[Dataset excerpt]

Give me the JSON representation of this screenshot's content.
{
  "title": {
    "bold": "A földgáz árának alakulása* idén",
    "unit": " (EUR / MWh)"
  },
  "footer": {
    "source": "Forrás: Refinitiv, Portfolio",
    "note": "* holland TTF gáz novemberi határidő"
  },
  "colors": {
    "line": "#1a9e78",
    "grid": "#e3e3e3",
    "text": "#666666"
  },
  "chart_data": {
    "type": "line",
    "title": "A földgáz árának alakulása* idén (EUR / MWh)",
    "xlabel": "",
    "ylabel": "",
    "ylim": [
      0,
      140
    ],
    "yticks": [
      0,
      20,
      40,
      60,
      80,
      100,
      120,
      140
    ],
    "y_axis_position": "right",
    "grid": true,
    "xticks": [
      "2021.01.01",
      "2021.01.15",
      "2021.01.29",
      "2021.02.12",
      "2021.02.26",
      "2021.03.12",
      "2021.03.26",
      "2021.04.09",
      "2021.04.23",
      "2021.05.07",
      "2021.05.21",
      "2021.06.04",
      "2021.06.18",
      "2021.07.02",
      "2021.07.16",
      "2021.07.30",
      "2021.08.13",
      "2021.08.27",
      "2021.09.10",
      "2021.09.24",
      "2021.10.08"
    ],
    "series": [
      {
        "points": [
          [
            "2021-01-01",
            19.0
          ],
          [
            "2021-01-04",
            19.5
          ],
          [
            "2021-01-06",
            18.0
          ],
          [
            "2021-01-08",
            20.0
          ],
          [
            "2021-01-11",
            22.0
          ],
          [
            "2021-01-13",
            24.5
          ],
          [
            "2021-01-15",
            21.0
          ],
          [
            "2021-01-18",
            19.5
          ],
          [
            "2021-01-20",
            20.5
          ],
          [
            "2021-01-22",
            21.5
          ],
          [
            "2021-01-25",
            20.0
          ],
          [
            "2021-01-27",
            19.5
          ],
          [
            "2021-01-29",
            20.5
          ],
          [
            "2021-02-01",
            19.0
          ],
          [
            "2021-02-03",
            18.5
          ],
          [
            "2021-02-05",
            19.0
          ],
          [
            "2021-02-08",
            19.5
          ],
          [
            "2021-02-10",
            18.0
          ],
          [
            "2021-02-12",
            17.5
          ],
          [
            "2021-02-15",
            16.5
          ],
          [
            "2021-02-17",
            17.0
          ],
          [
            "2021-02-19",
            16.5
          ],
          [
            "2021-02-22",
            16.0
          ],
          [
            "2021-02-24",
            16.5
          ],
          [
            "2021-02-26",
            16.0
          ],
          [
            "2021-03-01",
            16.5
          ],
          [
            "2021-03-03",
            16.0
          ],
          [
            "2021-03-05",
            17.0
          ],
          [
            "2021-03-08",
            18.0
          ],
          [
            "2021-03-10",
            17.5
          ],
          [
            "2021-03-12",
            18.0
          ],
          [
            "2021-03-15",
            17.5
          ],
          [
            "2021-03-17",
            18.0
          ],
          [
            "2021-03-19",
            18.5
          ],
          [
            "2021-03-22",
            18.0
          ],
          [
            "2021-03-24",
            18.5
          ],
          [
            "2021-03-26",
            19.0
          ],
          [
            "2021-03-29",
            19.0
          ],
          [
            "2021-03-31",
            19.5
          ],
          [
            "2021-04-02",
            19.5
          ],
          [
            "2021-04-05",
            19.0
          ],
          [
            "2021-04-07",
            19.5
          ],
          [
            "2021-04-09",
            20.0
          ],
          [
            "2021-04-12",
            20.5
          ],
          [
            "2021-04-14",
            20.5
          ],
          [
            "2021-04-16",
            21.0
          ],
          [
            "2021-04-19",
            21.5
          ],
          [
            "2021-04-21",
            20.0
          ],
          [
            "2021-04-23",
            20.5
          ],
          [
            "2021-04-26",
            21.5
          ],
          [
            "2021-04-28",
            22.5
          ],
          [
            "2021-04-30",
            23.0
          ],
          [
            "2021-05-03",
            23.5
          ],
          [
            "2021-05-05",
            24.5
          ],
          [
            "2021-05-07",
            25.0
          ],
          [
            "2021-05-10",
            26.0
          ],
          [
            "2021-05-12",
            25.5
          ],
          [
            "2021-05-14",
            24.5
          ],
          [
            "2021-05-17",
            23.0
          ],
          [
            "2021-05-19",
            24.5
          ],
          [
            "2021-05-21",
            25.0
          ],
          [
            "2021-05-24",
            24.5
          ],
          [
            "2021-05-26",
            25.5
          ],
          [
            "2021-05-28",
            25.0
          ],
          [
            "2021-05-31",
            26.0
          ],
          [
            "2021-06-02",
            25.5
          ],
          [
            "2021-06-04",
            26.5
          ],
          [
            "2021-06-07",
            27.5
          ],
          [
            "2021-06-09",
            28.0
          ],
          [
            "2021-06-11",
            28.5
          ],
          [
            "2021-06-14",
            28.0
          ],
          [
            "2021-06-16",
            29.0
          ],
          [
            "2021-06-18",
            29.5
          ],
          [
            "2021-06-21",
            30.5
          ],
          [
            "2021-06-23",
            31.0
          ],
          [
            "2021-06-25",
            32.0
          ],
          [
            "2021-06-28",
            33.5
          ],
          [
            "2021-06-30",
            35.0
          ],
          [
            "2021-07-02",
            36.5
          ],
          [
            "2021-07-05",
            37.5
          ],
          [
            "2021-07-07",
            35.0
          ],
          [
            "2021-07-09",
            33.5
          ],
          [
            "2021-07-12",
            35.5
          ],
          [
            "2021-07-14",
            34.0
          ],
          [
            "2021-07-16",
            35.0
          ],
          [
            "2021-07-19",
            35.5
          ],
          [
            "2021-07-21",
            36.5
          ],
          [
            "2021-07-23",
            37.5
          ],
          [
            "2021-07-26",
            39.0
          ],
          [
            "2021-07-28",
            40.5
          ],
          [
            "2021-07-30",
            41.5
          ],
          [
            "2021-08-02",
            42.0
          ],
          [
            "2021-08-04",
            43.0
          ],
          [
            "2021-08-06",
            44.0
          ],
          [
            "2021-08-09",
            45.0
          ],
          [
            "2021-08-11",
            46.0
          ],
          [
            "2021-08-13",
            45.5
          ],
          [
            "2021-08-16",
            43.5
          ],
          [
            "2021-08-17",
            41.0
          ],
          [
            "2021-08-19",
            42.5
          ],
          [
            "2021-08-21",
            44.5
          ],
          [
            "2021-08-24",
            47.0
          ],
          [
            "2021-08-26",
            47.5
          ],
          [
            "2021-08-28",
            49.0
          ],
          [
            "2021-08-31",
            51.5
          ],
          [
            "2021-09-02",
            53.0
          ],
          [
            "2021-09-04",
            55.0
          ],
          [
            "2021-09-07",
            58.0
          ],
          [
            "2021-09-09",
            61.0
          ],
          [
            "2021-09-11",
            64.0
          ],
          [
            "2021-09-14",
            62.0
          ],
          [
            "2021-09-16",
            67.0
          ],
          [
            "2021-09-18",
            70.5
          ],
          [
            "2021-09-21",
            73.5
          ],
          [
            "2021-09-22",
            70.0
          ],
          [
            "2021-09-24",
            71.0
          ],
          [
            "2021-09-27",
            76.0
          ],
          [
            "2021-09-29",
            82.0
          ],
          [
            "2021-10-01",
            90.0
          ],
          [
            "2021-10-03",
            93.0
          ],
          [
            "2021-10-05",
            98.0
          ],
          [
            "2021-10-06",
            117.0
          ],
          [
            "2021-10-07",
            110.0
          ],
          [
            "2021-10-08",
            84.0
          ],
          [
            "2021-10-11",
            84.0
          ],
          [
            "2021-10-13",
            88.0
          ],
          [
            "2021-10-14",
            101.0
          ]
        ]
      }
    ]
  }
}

## Instruction
Read the data above. Pull out each line in which the string "alakulása" appears.

## Full response
    "bold": "A földgáz árának alakulása* idén",
    "title": "A földgáz árának alakulása* idén (EUR / MWh)",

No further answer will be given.